--- Material supplied ---

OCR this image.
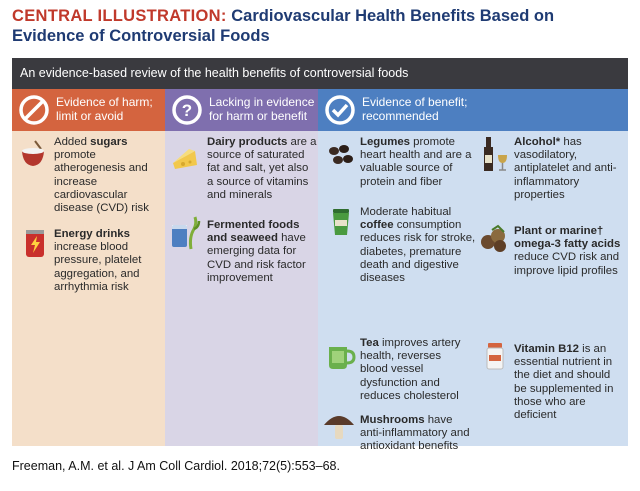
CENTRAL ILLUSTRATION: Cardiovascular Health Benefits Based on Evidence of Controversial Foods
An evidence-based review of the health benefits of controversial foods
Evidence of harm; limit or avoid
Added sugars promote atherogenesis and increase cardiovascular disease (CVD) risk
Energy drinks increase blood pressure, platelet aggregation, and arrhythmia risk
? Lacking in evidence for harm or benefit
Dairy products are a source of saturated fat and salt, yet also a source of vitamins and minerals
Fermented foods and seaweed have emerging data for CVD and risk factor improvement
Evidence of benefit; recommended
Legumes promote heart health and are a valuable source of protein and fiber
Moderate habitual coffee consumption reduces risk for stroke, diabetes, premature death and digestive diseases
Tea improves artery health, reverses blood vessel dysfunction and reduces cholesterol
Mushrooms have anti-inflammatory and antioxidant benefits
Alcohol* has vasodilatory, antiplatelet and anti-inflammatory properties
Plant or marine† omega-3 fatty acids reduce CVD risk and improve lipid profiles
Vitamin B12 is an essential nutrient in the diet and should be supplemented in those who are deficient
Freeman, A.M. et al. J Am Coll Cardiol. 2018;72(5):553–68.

---

Task prompt → An image-free, exact version of the listing above is required.

Exercise response →
OCR this image.
CENTRAL ILLUSTRATION: Cardiovascular Health Benefits Based on Evidence of Controversial Foods
An evidence-based review of the health benefits of controversial foods
Evidence of harm; limit or avoid
Added sugars promote atherogenesis and increase cardiovascular disease (CVD) risk
Energy drinks increase blood pressure, platelet aggregation, and arrhythmia risk
? Lacking in evidence for harm or benefit
Dairy products are a source of saturated fat and salt, yet also a source of vitamins and minerals
Fermented foods and seaweed have emerging data for CVD and risk factor improvement
Evidence of benefit; recommended
Legumes promote heart health and are a valuable source of protein and fiber
Moderate habitual coffee consumption reduces risk for stroke, diabetes, premature death and digestive diseases
Tea improves artery health, reverses blood vessel dysfunction and reduces cholesterol
Mushrooms have anti-inflammatory and antioxidant benefits
Alcohol* has vasodilatory, antiplatelet and anti-inflammatory properties
Plant or marine† omega-3 fatty acids reduce CVD risk and improve lipid profiles
Vitamin B12 is an essential nutrient in the diet and should be supplemented in those who are deficient
Freeman, A.M. et al. J Am Coll Cardiol. 2018;72(5):553–68.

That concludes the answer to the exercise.